# Provided data:

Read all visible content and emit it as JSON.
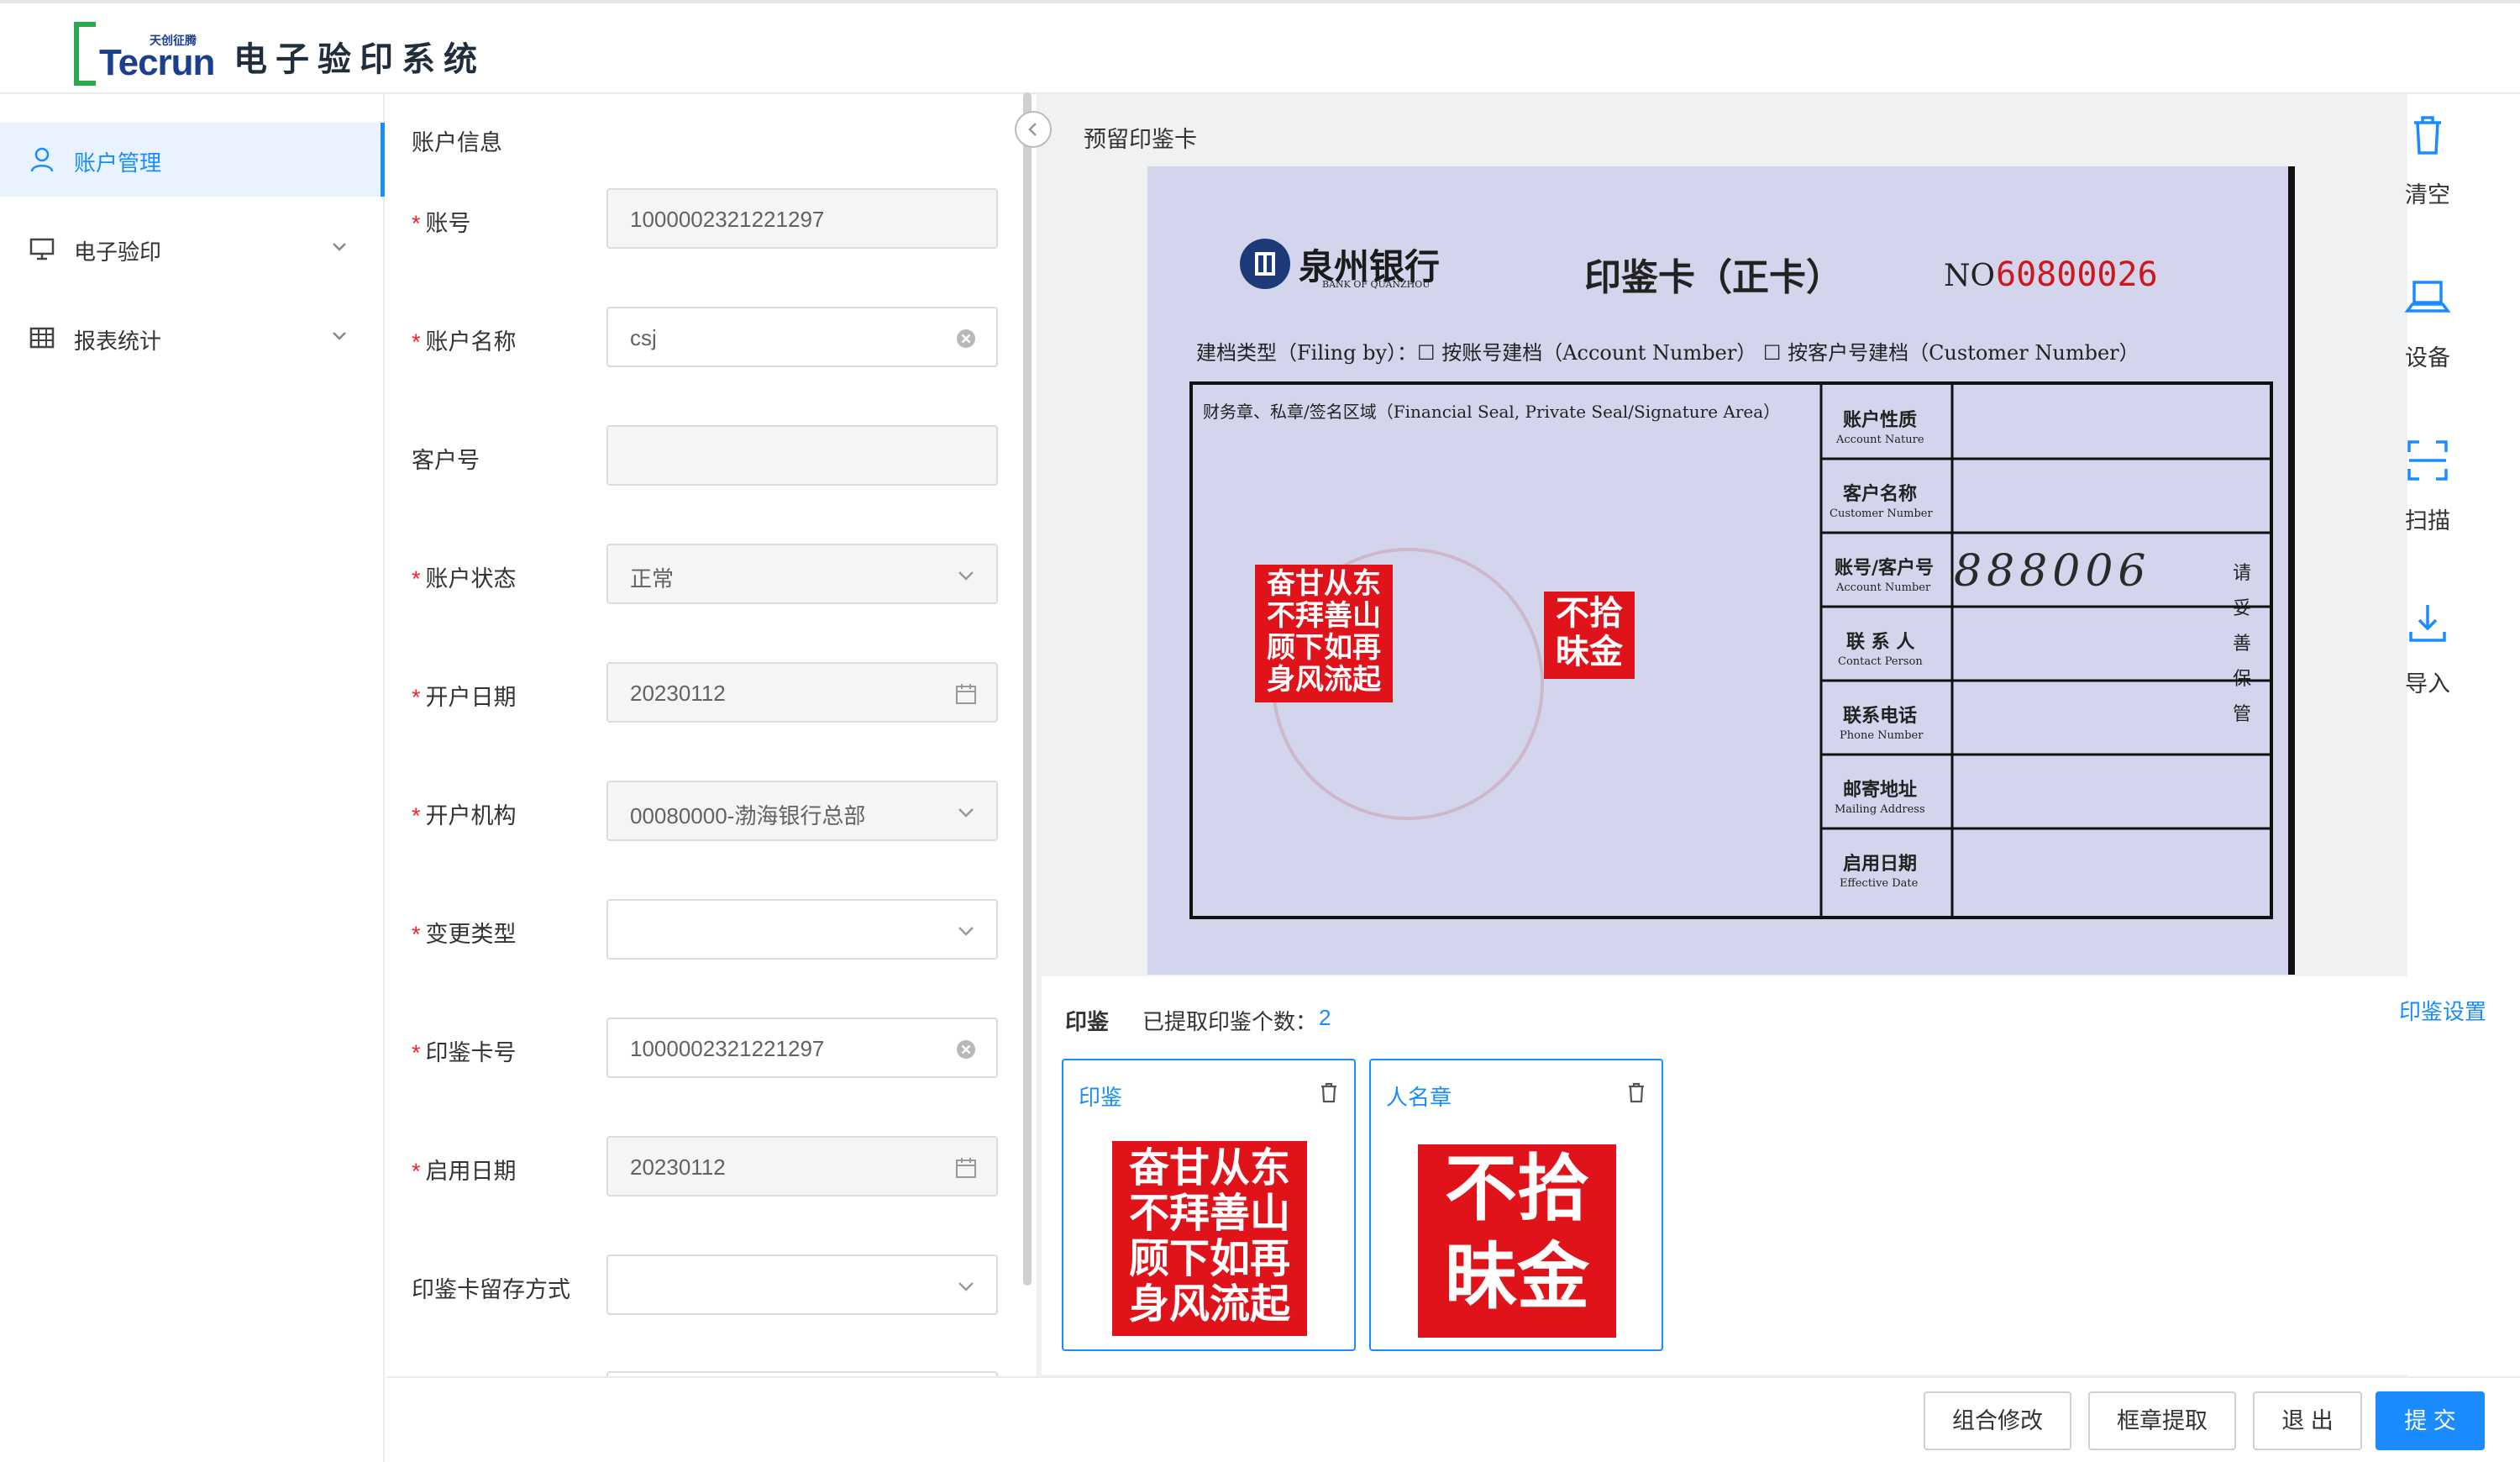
{
  "header": {
    "logo_text_en": "Tecrun",
    "logo_text_cn": "天创征腾",
    "title": "电子验印系统"
  },
  "sidebar": {
    "items": [
      {
        "label": "账户管理",
        "icon": "user-icon",
        "active": true
      },
      {
        "label": "电子验印",
        "icon": "monitor-icon",
        "expandable": true
      },
      {
        "label": "报表统计",
        "icon": "table-icon",
        "expandable": true
      }
    ]
  },
  "form": {
    "section_title": "账户信息",
    "fields": [
      {
        "label": "账号",
        "required": true,
        "value": "1000002321221297"
      },
      {
        "label": "账户名称",
        "required": true,
        "value": "csj",
        "clearable": true
      },
      {
        "label": "客户号",
        "required": false,
        "value": ""
      },
      {
        "label": "账户状态",
        "required": true,
        "value": "正常",
        "type": "select"
      },
      {
        "label": "开户日期",
        "required": true,
        "value": "20230112",
        "type": "date"
      },
      {
        "label": "开户机构",
        "required": true,
        "value": "00080000-渤海银行总部",
        "type": "select"
      },
      {
        "label": "变更类型",
        "required": true,
        "value": "",
        "type": "select"
      },
      {
        "label": "印鉴卡号",
        "required": true,
        "value": "1000002321221297",
        "clearable": true
      },
      {
        "label": "启用日期",
        "required": true,
        "value": "20230112",
        "type": "date"
      },
      {
        "label": "印鉴卡留存方式",
        "required": false,
        "value": "",
        "type": "select"
      }
    ]
  },
  "card": {
    "title": "预留印鉴卡",
    "bank_name": "泉州银行",
    "bank_name_en": "BANK OF QUANZHOU",
    "card_heading": "印鉴卡（正卡）",
    "card_no_prefix": "NO",
    "card_no": "60800026",
    "filing_line": "建档类型（Filing by）：☐ 按账号建档（Account Number）   ☐ 按客户号建档（Customer Number）",
    "seal_area_label": "财务章、私章/签名区域（Financial Seal, Private Seal/Signature Area）",
    "side_note": "请妥善保管",
    "rows": [
      {
        "cn": "账户性质",
        "en": "Account  Nature",
        "value": ""
      },
      {
        "cn": "客户名称",
        "en": "Customer  Number",
        "value": ""
      },
      {
        "cn": "账号/客户号",
        "en": "Account Number",
        "value": "888006"
      },
      {
        "cn": "联 系 人",
        "en": "Contact  Person",
        "value": ""
      },
      {
        "cn": "联系电话",
        "en": "Phone  Number",
        "value": ""
      },
      {
        "cn": "邮寄地址",
        "en": "Mailing  Address",
        "value": ""
      },
      {
        "cn": "启用日期",
        "en": "Effective  Date",
        "value": ""
      }
    ],
    "stamp_large_lines": [
      "奋甘从东",
      "不拜善山",
      "顾下如再",
      "身风流起"
    ],
    "stamp_small_lines": [
      "不拾",
      "昧金"
    ]
  },
  "tools": [
    {
      "label": "清空",
      "icon": "trash-icon"
    },
    {
      "label": "设备",
      "icon": "laptop-icon"
    },
    {
      "label": "扫描",
      "icon": "scan-icon"
    },
    {
      "label": "导入",
      "icon": "import-icon"
    }
  ],
  "seals": {
    "heading": "印鉴",
    "count_label": "已提取印鉴个数：",
    "count": "2",
    "settings_label": "印鉴设置",
    "items": [
      {
        "title": "印鉴",
        "lines": [
          "奋甘从东",
          "不拜善山",
          "顾下如再",
          "身风流起"
        ]
      },
      {
        "title": "人名章",
        "lines": [
          "不拾",
          "昧金"
        ]
      }
    ]
  },
  "footer": {
    "buttons": [
      {
        "label": "组合修改"
      },
      {
        "label": "框章提取"
      },
      {
        "label": "退 出"
      },
      {
        "label": "提 交",
        "primary": true
      }
    ]
  },
  "colors": {
    "accent": "#1a8cff",
    "required": "#f5222d",
    "stamp_red": "#e0131b"
  }
}
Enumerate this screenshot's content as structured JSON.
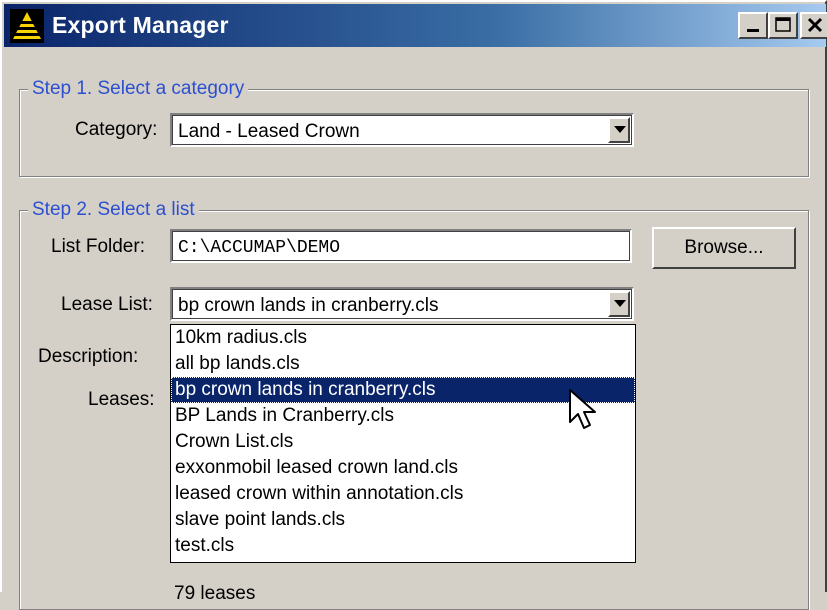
{
  "window": {
    "title": "Export Manager",
    "controls": {
      "minimize": "_",
      "maximize": "□",
      "close": "X"
    }
  },
  "step1": {
    "legend": "Step 1.  Select a category",
    "category_label": "Category:",
    "category_value": "Land - Leased Crown"
  },
  "step2": {
    "legend": "Step 2.  Select a list",
    "folder_label": "List Folder:",
    "folder_value": "C:\\ACCUMAP\\DEMO",
    "browse_label": "Browse...",
    "lease_list_label": "Lease List:",
    "lease_list_value": "bp crown lands in cranberry.cls",
    "description_label": "Description:",
    "leases_label": "Leases:",
    "leases_count": "79 leases",
    "lease_list_options": [
      "10km radius.cls",
      "all bp lands.cls",
      "bp crown lands in cranberry.cls",
      "BP Lands in Cranberry.cls",
      "Crown List.cls",
      "exxonmobil leased crown land.cls",
      "leased crown within annotation.cls",
      "slave point lands.cls",
      "test.cls"
    ],
    "selected_index": 2
  },
  "colors": {
    "title_bar": "#0a246a",
    "legend_text": "#2c4fd1",
    "selection": "#0a246a",
    "face": "#d4d0c8"
  }
}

# Goal:
Search the data for "Customer". Copy every line that has it.

# Output of the exercise:
    "filing_line": "建档类型（Filing by）：☐ 按账号建档（Account Number）   ☐ 按客户号建档（Customer Number）",
        "en": "Customer  Number",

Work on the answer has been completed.